◆ Instructions ◆
• a. Copy the passage of the PostgreSQL bug thread starting with "I setup a hot" and going on through "earlier recovery target.".
• b. Could you render the lines of the listing as a Markdown table with the columns Row and Line, starting with the line with "calendar-cell: 21 Sunrise: 5:51" and going on through the line with "calendar-cell: 31 Sunrise: 5:54", leaving out blank lines?

I setup a hot standby master and slave following instructions at:

http://michael.otacoo.com/postgresql-2/postgres-9-1-setup-a-synchronous-stand-by-server-in-5-minutes/

I left archive mode off.

When I started the slave without the master running I got the following
output:

$ postgres -D gsd-replica/
LOG: database system was interrupted while in recovery at log time
2012-04-25 12:01:33 UTC
HINT: If this has occurred more than once some data might be corrupted and
you might need to choose an earlier recovery target.
LOG: entering standby mode
WARNING: WAL was generated with wal_level=minimal, data may be missing
HINT: This happens if you temporarily set wal_level=minimal without taking
a new base backup.
FATAL: hot standby is not possible because wal_level was not set to
"hot_standby" on the master server
HINT: Either set wal_level to "hot_standby" on the master, or turn off
hot_standby here.
LOG: startup process (PID 28761) exited with exit code 1
LOG: aborting startup due to startup process failure

The error message above on the FATAL line is wrong (or at least misleading).
The real problem should be that it can't connect to the master. The
wal_level on the master is hot_standby (captured after I started it):

=# SHOW wal_level;
wal_level
-------------
hot_standby
(1 row)


From: Simon Riggs <simon(at)2ndQuadrant(dot)com>
To: petteri(dot)raty(at)aalto(dot)fi
Cc: pgsql-bugs(at)postgresql(dot)org
Subject: Re: BUG #6619: Misleading output from slave when host is not running
Date: 2012-04-27 14:16:04
Message-ID: CA+U5nMKRXCmD3ihSk5YxUHAbBQQ4cJzuPwVQWGJKBfQtonFM=Q@mail.gmail.com
Views: Raw Message | Whole Thread | Download mbox | Resend email
Lists: pgsql-bugs

On Fri, Apr 27, 2012 at 8:47 AM, <petteri(dot)raty(at)aalto(dot)fi> wrote:

> LOG:  entering standby mode
> WARNING:  WAL was generated with wal_level=minimal, data may be missing
> HINT:  This happens if you temporarily set wal_level=minimal without taking
> a new base backup.
> FATAL:  hot standby is not possible because wal_level was not set to
> "hot_standby" on the master server
> HINT:  Either set wal_level to "hot_standby" on the master, or turn off
> hot_standby here.
> LOG:  startup process (PID 28761) exited with exit code 1
> LOG:  aborting startup due to startup process failure
>
> The error message above on the FATAL line is wrong (or at least misleading).
> The real problem should be that it can't connect to the master. The
> wal_level on the master is hot_standby (captured after I started it):

The HINT that we should simply set something on the master is a little
misleading with respect to timing. However, if the master and the
standby aren't even connected and you know that, how did you expect
there to be a causal link between the setting on the master and the
state of the standby?

What do you suggest the messages say?

◆ Task input ◆
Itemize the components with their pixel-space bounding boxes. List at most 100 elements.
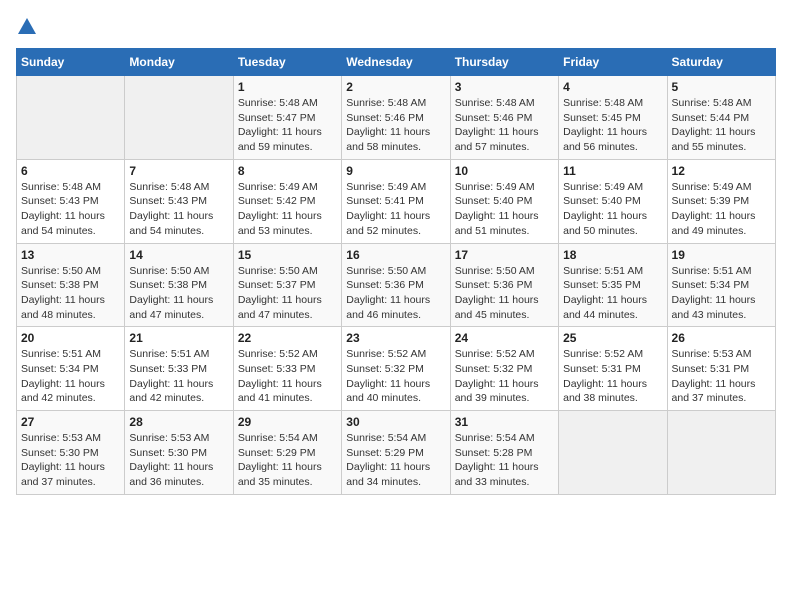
calendar-cell: 21 Sunrise: 5:51 AMSunset: 5:33 PMDayligh… [125, 327, 233, 411]
day-number: 5 [672, 80, 771, 94]
day-number: 19 [672, 248, 771, 262]
weekday-header-monday: Monday [125, 49, 233, 76]
day-detail: Sunrise: 5:50 AMSunset: 5:36 PMDaylight:… [455, 264, 554, 323]
calendar-cell: 29 Sunrise: 5:54 AMSunset: 5:29 PMDayligh… [233, 411, 341, 495]
calendar-cell [125, 76, 233, 160]
day-number: 27 [21, 415, 120, 429]
day-number: 6 [21, 164, 120, 178]
calendar-cell: 28Sunrise: 5:53 AMSunset: 5:30 PMDayligh… [125, 411, 233, 495]
calendar-table: SundayMondayTuesdayWednesdayThursdayFrid… [16, 48, 776, 495]
calendar-cell [17, 76, 125, 160]
calendar-cell: 9 Sunrise: 5:49 AMSunset: 5:41 PMDaylight… [342, 159, 450, 243]
day-number: 17 [455, 248, 554, 262]
day-number: 26 [672, 331, 771, 345]
weekday-header-sunday: Sunday [17, 49, 125, 76]
calendar-cell [559, 411, 667, 495]
day-detail: Sunrise: 5:51 AMSunset: 5:35 PMDaylight:… [563, 264, 662, 323]
day-number: 8 [238, 164, 337, 178]
calendar-cell: 19 Sunrise: 5:51 AMSunset: 5:34 PMDayligh… [667, 243, 775, 327]
calendar-cell: 13 Sunrise: 5:50 AMSunset: 5:38 PMDayligh… [17, 243, 125, 327]
day-number: 15 [238, 248, 337, 262]
calendar-cell: 15 Sunrise: 5:50 AMSunset: 5:37 PMDayligh… [233, 243, 341, 327]
day-detail: Sunrise: 5:51 AMSunset: 5:33 PMDaylight:… [129, 347, 228, 406]
day-detail: Sunrise: 5:51 AMSunset: 5:34 PMDaylight:… [21, 347, 120, 406]
day-detail: Sunrise: 5:48 AMSunset: 5:43 PMDaylight:… [21, 180, 120, 239]
calendar-cell: 17 Sunrise: 5:50 AMSunset: 5:36 PMDayligh… [450, 243, 558, 327]
day-number: 4 [563, 80, 662, 94]
day-number: 18 [563, 248, 662, 262]
calendar-cell: 31 Sunrise: 5:54 AMSunset: 5:28 PMDayligh… [450, 411, 558, 495]
calendar-week-row: 27 Sunrise: 5:53 AMSunset: 5:30 PMDayligh… [17, 411, 776, 495]
day-number: 24 [455, 331, 554, 345]
calendar-cell: 3 Sunrise: 5:48 AMSunset: 5:46 PMDaylight… [450, 76, 558, 160]
day-detail: Sunrise: 5:49 AMSunset: 5:40 PMDaylight:… [563, 180, 662, 239]
calendar-cell: 10 Sunrise: 5:49 AMSunset: 5:40 PMDayligh… [450, 159, 558, 243]
day-number: 22 [238, 331, 337, 345]
calendar-week-row: 20 Sunrise: 5:51 AMSunset: 5:34 PMDayligh… [17, 327, 776, 411]
day-detail: Sunrise: 5:48 AMSunset: 5:43 PMDaylight:… [129, 180, 228, 239]
day-number: 2 [346, 80, 445, 94]
day-detail: Sunrise: 5:51 AMSunset: 5:34 PMDaylight:… [672, 264, 771, 323]
day-detail: Sunrise: 5:50 AMSunset: 5:38 PMDaylight:… [21, 264, 120, 323]
calendar-cell [667, 411, 775, 495]
day-number: 1 [238, 80, 337, 94]
day-number: 9 [346, 164, 445, 178]
day-number: 11 [563, 164, 662, 178]
day-detail: Sunrise: 5:52 AMSunset: 5:32 PMDaylight:… [346, 347, 445, 406]
logo-icon [16, 16, 38, 38]
day-number: 21 [129, 331, 228, 345]
day-detail: Sunrise: 5:49 AMSunset: 5:39 PMDaylight:… [672, 180, 771, 239]
calendar-week-row: 1 Sunrise: 5:48 AMSunset: 5:47 PMDaylight… [17, 76, 776, 160]
day-number: 25 [563, 331, 662, 345]
day-detail: Sunrise: 5:50 AMSunset: 5:37 PMDaylight:… [238, 264, 337, 323]
day-detail: Sunrise: 5:52 AMSunset: 5:31 PMDaylight:… [563, 347, 662, 406]
page-header [16, 16, 776, 38]
calendar-cell: 7 Sunrise: 5:48 AMSunset: 5:43 PMDaylight… [125, 159, 233, 243]
calendar-cell: 16Sunrise: 5:50 AMSunset: 5:36 PMDayligh… [342, 243, 450, 327]
weekday-header-friday: Friday [559, 49, 667, 76]
calendar-cell: 12 Sunrise: 5:49 AMSunset: 5:39 PMDayligh… [667, 159, 775, 243]
calendar-cell: 20 Sunrise: 5:51 AMSunset: 5:34 PMDayligh… [17, 327, 125, 411]
day-detail: Sunrise: 5:52 AMSunset: 5:33 PMDaylight:… [238, 347, 337, 406]
day-detail: Sunrise: 5:50 AMSunset: 5:38 PMDaylight:… [129, 264, 228, 323]
calendar-cell: 18 Sunrise: 5:51 AMSunset: 5:35 PMDayligh… [559, 243, 667, 327]
calendar-cell: 30 Sunrise: 5:54 AMSunset: 5:29 PMDayligh… [342, 411, 450, 495]
day-detail: Sunrise: 5:48 AMSunset: 5:44 PMDaylight:… [672, 96, 771, 155]
weekday-header-tuesday: Tuesday [233, 49, 341, 76]
day-number: 7 [129, 164, 228, 178]
calendar-week-row: 13 Sunrise: 5:50 AMSunset: 5:38 PMDayligh… [17, 243, 776, 327]
calendar-cell: 22 Sunrise: 5:52 AMSunset: 5:33 PMDayligh… [233, 327, 341, 411]
calendar-cell: 14Sunrise: 5:50 AMSunset: 5:38 PMDayligh… [125, 243, 233, 327]
calendar-cell: 6 Sunrise: 5:48 AMSunset: 5:43 PMDaylight… [17, 159, 125, 243]
weekday-header-wednesday: Wednesday [342, 49, 450, 76]
day-detail: Sunrise: 5:54 AMSunset: 5:29 PMDaylight:… [238, 431, 337, 490]
day-detail: Sunrise: 5:53 AMSunset: 5:30 PMDaylight:… [21, 431, 120, 490]
calendar-cell: 8 Sunrise: 5:49 AMSunset: 5:42 PMDaylight… [233, 159, 341, 243]
weekday-header-saturday: Saturday [667, 49, 775, 76]
day-detail: Sunrise: 5:48 AMSunset: 5:47 PMDaylight:… [238, 96, 337, 155]
day-detail: Sunrise: 5:49 AMSunset: 5:42 PMDaylight:… [238, 180, 337, 239]
logo [16, 16, 40, 38]
calendar-cell: 1 Sunrise: 5:48 AMSunset: 5:47 PMDaylight… [233, 76, 341, 160]
calendar-cell: 26Sunrise: 5:53 AMSunset: 5:31 PMDayligh… [667, 327, 775, 411]
day-number: 3 [455, 80, 554, 94]
day-number: 30 [346, 415, 445, 429]
day-detail: Sunrise: 5:53 AMSunset: 5:30 PMDaylight:… [129, 431, 228, 490]
day-detail: Sunrise: 5:48 AMSunset: 5:46 PMDaylight:… [455, 96, 554, 155]
day-detail: Sunrise: 5:50 AMSunset: 5:36 PMDaylight:… [346, 264, 445, 323]
day-number: 13 [21, 248, 120, 262]
calendar-cell: 23Sunrise: 5:52 AMSunset: 5:32 PMDayligh… [342, 327, 450, 411]
day-number: 20 [21, 331, 120, 345]
calendar-cell: 25 Sunrise: 5:52 AMSunset: 5:31 PMDayligh… [559, 327, 667, 411]
day-detail: Sunrise: 5:54 AMSunset: 5:28 PMDaylight:… [455, 431, 554, 490]
day-number: 31 [455, 415, 554, 429]
day-detail: Sunrise: 5:49 AMSunset: 5:41 PMDaylight:… [346, 180, 445, 239]
day-number: 29 [238, 415, 337, 429]
weekday-header-thursday: Thursday [450, 49, 558, 76]
day-detail: Sunrise: 5:48 AMSunset: 5:46 PMDaylight:… [346, 96, 445, 155]
day-number: 12 [672, 164, 771, 178]
calendar-cell: 24Sunrise: 5:52 AMSunset: 5:32 PMDayligh… [450, 327, 558, 411]
day-detail: Sunrise: 5:54 AMSunset: 5:29 PMDaylight:… [346, 431, 445, 490]
day-detail: Sunrise: 5:49 AMSunset: 5:40 PMDaylight:… [455, 180, 554, 239]
day-number: 10 [455, 164, 554, 178]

◆ Task-by-task outputs ◆
• a.
I setup a hot standby master and slave following instructions at:

http://michael.otacoo.com/postgresql-2/postgres-9-1-setup-a-synchronous-stand-by-server-in-5-minutes/

I left archive mode off.

When I started the slave without the master running I got the following
output:

$ postgres -D gsd-replica/
LOG: database system was interrupted while in recovery at log time
2012-04-25 12:01:33 UTC
HINT: If this has occurred more than once some data might be corrupted and
you might need to choose an earlier recovery target.

• b.
| Row | Line |
|---|---|
| 1 | calendar-cell: 21 Sunrise: 5:51 AMSunset: 5:33 PMDayligh… [125, 327, 233, 411] |
| 2 | day-number: 5 [672, 80, 771, 94] |
| 3 | day-number: 19 [672, 248, 771, 262] |
| 4 | weekday-header-monday: Monday [125, 49, 233, 76] |
| 5 | day-detail: Sunrise: 5:50 AMSunset: 5:36 PMDaylight:… [455, 264, 554, 323] |
| 6 | calendar-cell: 29 Sunrise: 5:54 AMSunset: 5:29 PMDayligh… [233, 411, 341, 495] |
| 7 | calendar-cell [125, 76, 233, 160] |
| 8 | day-number: 27 [21, 415, 120, 429] |
| 9 | day-number: 6 [21, 164, 120, 178] |
| 10 | calendar-cell: 28Sunrise: 5:53 AMSunset: 5:30 PMDayligh… [125, 411, 233, 495] |
| 11 | calendar-table: SundayMondayTuesdayWednesdayThursdayFrid… [16, 48, 776, 495] |
| 12 | calendar-cell [17, 76, 125, 160] |
| 13 | calendar-cell: 9 Sunrise: 5:49 AMSunset: 5:41 PMDaylight… [342, 159, 450, 243] |
| 14 | day-number: 17 [455, 248, 554, 262] |
| 15 | day-number: 26 [672, 331, 771, 345] |
| 16 | weekday-header-sunday: Sunday [17, 49, 125, 76] |
| 17 | calendar-cell [559, 411, 667, 495] |
| 18 | day-detail: Sunrise: 5:51 AMSunset: 5:35 PMDaylight:… [563, 264, 662, 323] |
| 19 | day-number: 8 [238, 164, 337, 178] |
| 20 | calendar-cell: 19 Sunrise: 5:51 AMSunset: 5:34 PMDayligh… [667, 243, 775, 327] |
| 21 | calendar-cell: 13 Sunrise: 5:50 AMSunset: 5:38 PMDayligh… [17, 243, 125, 327] |
| 22 | day-number: 15 [238, 248, 337, 262] |
| 23 | calendar-cell: 15 Sunrise: 5:50 AMSunset: 5:37 PMDayligh… [233, 243, 341, 327] |
| 24 | day-detail: Sunrise: 5:51 AMSunset: 5:33 PMDaylight:… [129, 347, 228, 406] |
| 25 | day-detail: Sunrise: 5:51 AMSunset: 5:34 PMDaylight:… [21, 347, 120, 406] |
| 26 | day-detail: Sunrise: 5:48 AMSunset: 5:43 PMDaylight:… [21, 180, 120, 239] |
| 27 | calendar-cell: 17 Sunrise: 5:50 AMSunset: 5:36 PMDayligh… [450, 243, 558, 327] |
| 28 | day-number: 4 [563, 80, 662, 94] |
| 29 | day-number: 18 [563, 248, 662, 262] |
| 30 | calendar-cell: 31 Sunrise: 5:54 AMSunset: 5:28 PMDayligh… [450, 411, 558, 495] |